About this exercise: Within the listing below, filter for "bolsonaro" and copy every matching line.

━━━━━ Records shown ━━━━━

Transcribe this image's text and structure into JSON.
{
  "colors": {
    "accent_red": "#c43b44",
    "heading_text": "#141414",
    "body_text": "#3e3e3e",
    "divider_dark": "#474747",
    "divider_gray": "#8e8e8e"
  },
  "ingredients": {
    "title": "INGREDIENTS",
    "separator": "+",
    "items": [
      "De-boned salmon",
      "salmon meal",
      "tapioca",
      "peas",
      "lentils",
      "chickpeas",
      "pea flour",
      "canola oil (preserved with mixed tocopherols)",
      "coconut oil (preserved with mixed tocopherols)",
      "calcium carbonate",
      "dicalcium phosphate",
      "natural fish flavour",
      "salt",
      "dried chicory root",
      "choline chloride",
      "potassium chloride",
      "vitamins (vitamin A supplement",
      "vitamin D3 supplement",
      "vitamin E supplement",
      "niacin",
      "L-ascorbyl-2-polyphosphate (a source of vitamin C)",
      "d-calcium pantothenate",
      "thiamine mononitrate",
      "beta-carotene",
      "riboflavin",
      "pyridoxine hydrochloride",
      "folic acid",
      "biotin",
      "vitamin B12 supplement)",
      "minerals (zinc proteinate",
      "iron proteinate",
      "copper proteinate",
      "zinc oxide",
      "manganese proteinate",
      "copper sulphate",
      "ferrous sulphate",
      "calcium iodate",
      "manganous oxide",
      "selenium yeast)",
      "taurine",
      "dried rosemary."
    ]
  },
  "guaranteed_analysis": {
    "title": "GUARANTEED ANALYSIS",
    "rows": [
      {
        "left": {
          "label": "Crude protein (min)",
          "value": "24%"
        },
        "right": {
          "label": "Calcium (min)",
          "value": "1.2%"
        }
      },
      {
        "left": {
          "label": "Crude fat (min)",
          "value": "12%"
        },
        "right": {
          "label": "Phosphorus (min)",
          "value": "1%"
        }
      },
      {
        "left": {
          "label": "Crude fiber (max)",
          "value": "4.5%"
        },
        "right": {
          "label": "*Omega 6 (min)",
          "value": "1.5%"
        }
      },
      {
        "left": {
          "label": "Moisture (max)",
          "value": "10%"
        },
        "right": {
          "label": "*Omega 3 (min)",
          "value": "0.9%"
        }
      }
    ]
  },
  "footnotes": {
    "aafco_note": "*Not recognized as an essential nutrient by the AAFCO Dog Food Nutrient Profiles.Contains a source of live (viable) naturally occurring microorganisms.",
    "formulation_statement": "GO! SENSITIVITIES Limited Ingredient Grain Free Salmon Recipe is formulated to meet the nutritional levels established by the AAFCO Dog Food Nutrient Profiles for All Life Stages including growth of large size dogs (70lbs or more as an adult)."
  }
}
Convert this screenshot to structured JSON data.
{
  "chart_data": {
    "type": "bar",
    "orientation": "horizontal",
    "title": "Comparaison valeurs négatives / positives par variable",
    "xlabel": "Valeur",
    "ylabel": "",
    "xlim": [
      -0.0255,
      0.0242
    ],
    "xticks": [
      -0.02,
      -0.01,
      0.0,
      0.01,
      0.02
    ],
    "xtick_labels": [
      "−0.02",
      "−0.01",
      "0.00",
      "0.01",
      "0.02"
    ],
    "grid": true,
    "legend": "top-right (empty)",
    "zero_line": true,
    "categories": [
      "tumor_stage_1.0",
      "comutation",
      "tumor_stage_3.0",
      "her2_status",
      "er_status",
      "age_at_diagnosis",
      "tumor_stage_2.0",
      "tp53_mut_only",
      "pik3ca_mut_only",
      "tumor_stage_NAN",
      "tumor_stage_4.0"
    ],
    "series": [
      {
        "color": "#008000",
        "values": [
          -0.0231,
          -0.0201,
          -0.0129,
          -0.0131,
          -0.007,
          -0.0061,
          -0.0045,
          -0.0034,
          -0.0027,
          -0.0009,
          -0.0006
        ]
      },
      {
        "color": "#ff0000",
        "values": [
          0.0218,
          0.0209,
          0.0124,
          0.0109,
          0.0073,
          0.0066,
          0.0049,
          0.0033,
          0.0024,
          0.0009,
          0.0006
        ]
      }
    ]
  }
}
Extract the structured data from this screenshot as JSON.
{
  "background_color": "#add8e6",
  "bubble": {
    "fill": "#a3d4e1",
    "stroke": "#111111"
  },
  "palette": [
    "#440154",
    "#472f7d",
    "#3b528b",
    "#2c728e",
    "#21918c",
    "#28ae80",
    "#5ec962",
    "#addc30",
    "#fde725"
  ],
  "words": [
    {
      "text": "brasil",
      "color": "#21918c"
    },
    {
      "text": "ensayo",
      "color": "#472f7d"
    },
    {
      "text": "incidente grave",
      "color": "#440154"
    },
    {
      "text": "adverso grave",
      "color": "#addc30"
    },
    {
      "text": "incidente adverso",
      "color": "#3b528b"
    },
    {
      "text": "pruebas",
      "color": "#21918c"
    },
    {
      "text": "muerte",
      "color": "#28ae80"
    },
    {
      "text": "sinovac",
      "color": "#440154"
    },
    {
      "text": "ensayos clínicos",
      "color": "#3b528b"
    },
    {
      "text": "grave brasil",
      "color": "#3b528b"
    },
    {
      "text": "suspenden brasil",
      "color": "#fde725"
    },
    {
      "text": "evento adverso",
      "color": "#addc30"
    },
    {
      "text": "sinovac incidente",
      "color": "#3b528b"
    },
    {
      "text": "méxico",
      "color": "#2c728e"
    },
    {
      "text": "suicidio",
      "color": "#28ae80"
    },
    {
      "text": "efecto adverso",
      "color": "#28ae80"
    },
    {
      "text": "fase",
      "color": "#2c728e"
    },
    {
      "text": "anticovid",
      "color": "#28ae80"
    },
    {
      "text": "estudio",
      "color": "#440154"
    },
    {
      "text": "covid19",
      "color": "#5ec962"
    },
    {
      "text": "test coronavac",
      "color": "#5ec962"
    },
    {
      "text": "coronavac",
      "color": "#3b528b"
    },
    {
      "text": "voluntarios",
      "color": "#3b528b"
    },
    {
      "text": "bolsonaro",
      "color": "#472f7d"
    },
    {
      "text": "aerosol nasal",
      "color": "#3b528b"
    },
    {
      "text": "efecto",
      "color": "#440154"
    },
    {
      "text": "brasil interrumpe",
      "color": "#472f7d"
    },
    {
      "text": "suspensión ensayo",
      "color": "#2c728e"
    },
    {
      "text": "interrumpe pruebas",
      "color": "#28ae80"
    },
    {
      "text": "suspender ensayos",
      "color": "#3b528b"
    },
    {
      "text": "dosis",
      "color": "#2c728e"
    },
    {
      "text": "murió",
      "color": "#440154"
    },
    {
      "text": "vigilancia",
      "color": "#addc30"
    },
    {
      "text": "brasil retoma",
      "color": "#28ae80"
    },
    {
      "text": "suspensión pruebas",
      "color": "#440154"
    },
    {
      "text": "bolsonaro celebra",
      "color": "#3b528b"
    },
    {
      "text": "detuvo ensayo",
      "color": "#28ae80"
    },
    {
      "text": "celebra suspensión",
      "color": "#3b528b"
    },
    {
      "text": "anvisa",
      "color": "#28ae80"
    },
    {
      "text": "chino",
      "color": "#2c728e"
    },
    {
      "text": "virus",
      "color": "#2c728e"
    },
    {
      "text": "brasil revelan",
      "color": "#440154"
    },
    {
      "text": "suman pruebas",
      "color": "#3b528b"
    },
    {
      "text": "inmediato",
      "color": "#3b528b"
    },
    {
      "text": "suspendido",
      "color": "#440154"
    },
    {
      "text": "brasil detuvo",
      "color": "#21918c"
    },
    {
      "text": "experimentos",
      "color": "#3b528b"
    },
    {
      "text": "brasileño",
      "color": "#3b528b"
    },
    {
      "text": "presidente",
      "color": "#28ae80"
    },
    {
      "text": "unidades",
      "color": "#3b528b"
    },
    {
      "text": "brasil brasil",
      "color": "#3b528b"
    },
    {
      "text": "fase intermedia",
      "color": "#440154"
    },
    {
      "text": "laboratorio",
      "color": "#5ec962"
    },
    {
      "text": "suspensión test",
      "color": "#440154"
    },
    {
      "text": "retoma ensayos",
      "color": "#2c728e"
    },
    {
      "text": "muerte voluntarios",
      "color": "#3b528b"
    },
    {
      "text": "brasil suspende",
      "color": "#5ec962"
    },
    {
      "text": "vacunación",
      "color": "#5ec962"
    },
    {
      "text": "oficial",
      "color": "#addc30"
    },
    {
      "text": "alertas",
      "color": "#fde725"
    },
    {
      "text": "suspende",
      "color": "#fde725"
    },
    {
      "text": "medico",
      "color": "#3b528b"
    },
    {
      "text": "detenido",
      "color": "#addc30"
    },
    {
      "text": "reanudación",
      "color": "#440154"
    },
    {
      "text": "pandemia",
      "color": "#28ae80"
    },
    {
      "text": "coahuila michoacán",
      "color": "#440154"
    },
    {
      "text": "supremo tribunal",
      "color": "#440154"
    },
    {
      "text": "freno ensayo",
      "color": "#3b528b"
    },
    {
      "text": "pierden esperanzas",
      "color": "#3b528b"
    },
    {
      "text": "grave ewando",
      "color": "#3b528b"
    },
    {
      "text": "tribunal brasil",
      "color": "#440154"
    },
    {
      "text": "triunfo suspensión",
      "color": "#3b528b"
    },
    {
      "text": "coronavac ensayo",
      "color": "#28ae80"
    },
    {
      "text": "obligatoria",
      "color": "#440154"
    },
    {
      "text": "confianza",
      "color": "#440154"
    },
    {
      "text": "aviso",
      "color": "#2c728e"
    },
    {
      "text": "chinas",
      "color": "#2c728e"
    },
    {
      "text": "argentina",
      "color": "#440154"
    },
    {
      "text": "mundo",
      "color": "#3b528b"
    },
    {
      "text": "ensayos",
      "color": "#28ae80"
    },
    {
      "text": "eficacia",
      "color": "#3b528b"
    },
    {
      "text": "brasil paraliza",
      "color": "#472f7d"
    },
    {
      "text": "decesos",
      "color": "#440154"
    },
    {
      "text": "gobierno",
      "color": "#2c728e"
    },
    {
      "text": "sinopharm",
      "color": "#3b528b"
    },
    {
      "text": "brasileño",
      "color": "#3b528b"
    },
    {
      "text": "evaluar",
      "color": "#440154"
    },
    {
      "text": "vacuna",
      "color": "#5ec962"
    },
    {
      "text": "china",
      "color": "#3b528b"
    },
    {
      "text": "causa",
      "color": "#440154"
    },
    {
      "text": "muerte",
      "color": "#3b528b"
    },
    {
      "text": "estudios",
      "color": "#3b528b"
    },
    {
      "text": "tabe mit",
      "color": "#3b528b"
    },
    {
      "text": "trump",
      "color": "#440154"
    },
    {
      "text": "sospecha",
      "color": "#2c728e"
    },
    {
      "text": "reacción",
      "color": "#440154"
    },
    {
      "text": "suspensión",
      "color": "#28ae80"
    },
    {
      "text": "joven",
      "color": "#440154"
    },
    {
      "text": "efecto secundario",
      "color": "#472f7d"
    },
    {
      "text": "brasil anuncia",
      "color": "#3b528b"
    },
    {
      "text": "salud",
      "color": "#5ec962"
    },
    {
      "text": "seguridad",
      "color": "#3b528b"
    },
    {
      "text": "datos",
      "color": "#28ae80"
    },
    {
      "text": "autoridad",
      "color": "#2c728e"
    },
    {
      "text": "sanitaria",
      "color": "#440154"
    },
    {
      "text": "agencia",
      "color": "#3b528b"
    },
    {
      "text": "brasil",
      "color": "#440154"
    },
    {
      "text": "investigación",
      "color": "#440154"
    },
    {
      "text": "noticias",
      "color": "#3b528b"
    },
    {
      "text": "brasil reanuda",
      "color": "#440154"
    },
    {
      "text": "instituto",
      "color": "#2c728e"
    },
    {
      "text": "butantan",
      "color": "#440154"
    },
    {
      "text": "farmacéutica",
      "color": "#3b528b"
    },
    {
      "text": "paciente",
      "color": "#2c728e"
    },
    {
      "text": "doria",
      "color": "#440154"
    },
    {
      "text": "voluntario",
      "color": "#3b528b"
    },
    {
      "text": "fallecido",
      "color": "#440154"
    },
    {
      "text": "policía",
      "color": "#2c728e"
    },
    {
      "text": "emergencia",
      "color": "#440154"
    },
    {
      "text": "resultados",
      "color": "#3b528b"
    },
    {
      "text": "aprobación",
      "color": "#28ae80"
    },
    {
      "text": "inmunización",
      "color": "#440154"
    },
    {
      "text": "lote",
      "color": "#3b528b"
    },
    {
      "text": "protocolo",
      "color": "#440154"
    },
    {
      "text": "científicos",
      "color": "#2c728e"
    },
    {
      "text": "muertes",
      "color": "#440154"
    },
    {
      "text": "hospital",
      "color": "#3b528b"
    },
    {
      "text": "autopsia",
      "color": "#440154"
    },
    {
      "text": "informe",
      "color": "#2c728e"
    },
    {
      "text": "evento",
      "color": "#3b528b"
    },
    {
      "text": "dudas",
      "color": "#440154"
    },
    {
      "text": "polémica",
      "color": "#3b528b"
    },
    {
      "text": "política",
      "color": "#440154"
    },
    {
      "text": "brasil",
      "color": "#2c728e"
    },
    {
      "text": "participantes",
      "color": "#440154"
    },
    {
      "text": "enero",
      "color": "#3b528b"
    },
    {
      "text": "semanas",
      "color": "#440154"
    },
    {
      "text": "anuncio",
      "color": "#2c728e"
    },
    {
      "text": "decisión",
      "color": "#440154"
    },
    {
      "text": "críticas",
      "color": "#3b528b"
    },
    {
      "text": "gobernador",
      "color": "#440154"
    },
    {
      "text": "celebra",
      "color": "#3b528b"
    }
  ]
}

━━━━━

Task solution:
      "text": "bolsonaro",
      "text": "bolsonaro celebra",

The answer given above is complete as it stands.